WORK INSTRUCTIONS
Please set down all the lines beneath this one exactly, without the pictures.

DATA SUPPLIED
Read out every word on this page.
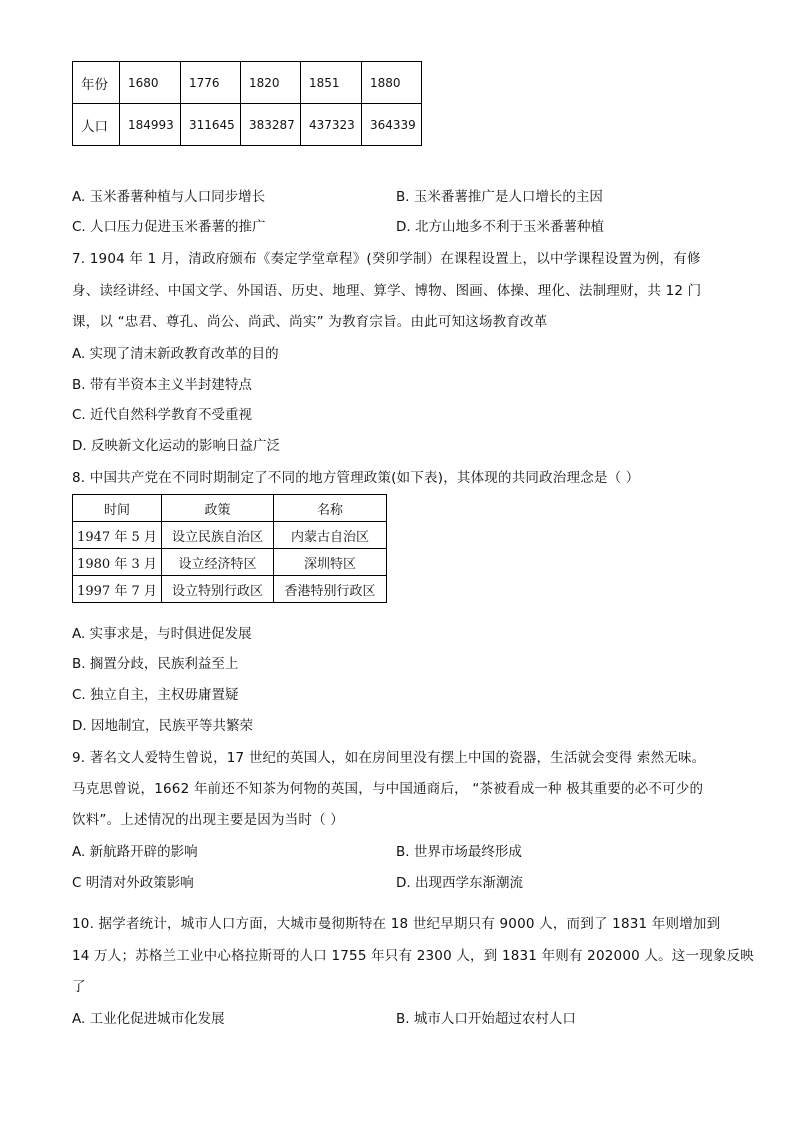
年份	1680	1776	1820	1851	1880
人口	184993	311645	383287	437323	364339
A. 玉米番薯种植与人口同步增长	B. 玉米番薯推广是人口增长的主因
C. 人口压力促进玉米番薯的推广	D. 北方山地多不利于玉米番薯种植
7. 1904 年 1 月，清政府颁布《奏定学堂章程》(癸卯学制）在课程设置上，以中学课程设置为例，有修
身、读经讲经、中国文学、外国语、历史、地理、算学、博物、图画、体操、理化、法制理财，共 12 门
课，以 “忠君、尊孔、尚公、尚武、尚实” 为教育宗旨。由此可知这场教育改革
A. 实现了清末新政教育改革的目的
B. 带有半资本主义半封建特点
C. 近代自然科学教育不受重视
D. 反映新文化运动的影响日益广泛
8. 中国共产党在不同时期制定了不同的地方管理政策(如下表)，其体现的共同政治理念是（ ）
时间	政策	名称
1947 年 5 月	设立民族自治区	内蒙古自治区
1980 年 3 月	设立经济特区	深圳特区
1997 年 7 月	设立特别行政区	香港特别行政区
A. 实事求是，与时俱进促发展
B. 搁置分歧，民族利益至上
C. 独立自主，主权毋庸置疑
D. 因地制宜，民族平等共繁荣
9. 著名文人爱特生曾说，17 世纪的英国人，如在房间里没有摆上中国的瓷器，生活就会变得 索然无味。
马克思曾说，1662 年前还不知茶为何物的英国，与中国通商后， “茶被看成一种 极其重要的必不可少的
饮料”。上述情况的出现主要是因为当时（ ）
A. 新航路开辟的影响	B. 世界市场最终形成
C 明清对外政策影响	D. 出现西学东渐潮流
10. 据学者统计，城市人口方面，大城市曼彻斯特在 18 世纪早期只有 9000 人，而到了 1831 年则增加到
14 万人；苏格兰工业中心格拉斯哥的人口 1755 年只有 2300 人，到 1831 年则有 202000 人。这一现象反映
了
A. 工业化促进城市化发展	B. 城市人口开始超过农村人口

REPLY TO THE TASK
Read out every word on this page.
年份	1680	1776	1820	1851	1880
人口	184993	311645	383287	437323	364339
A. 玉米番薯种植与人口同步增长	B. 玉米番薯推广是人口增长的主因
C. 人口压力促进玉米番薯的推广	D. 北方山地多不利于玉米番薯种植
7. 1904 年 1 月，清政府颁布《奏定学堂章程》(癸卯学制）在课程设置上，以中学课程设置为例，有修
身、读经讲经、中国文学、外国语、历史、地理、算学、博物、图画、体操、理化、法制理财，共 12 门
课，以 “忠君、尊孔、尚公、尚武、尚实” 为教育宗旨。由此可知这场教育改革
A. 实现了清末新政教育改革的目的
B. 带有半资本主义半封建特点
C. 近代自然科学教育不受重视
D. 反映新文化运动的影响日益广泛
8. 中国共产党在不同时期制定了不同的地方管理政策(如下表)，其体现的共同政治理念是（ ）
时间	政策	名称
1947 年 5 月	设立民族自治区	内蒙古自治区
1980 年 3 月	设立经济特区	深圳特区
1997 年 7 月	设立特别行政区	香港特别行政区
A. 实事求是，与时俱进促发展
B. 搁置分歧，民族利益至上
C. 独立自主，主权毋庸置疑
D. 因地制宜，民族平等共繁荣
9. 著名文人爱特生曾说，17 世纪的英国人，如在房间里没有摆上中国的瓷器，生活就会变得 索然无味。
马克思曾说，1662 年前还不知茶为何物的英国，与中国通商后， “茶被看成一种 极其重要的必不可少的
饮料”。上述情况的出现主要是因为当时（ ）
A. 新航路开辟的影响	B. 世界市场最终形成
C 明清对外政策影响	D. 出现西学东渐潮流
10. 据学者统计，城市人口方面，大城市曼彻斯特在 18 世纪早期只有 9000 人，而到了 1831 年则增加到
14 万人；苏格兰工业中心格拉斯哥的人口 1755 年只有 2300 人，到 1831 年则有 202000 人。这一现象反映
了
A. 工业化促进城市化发展	B. 城市人口开始超过农村人口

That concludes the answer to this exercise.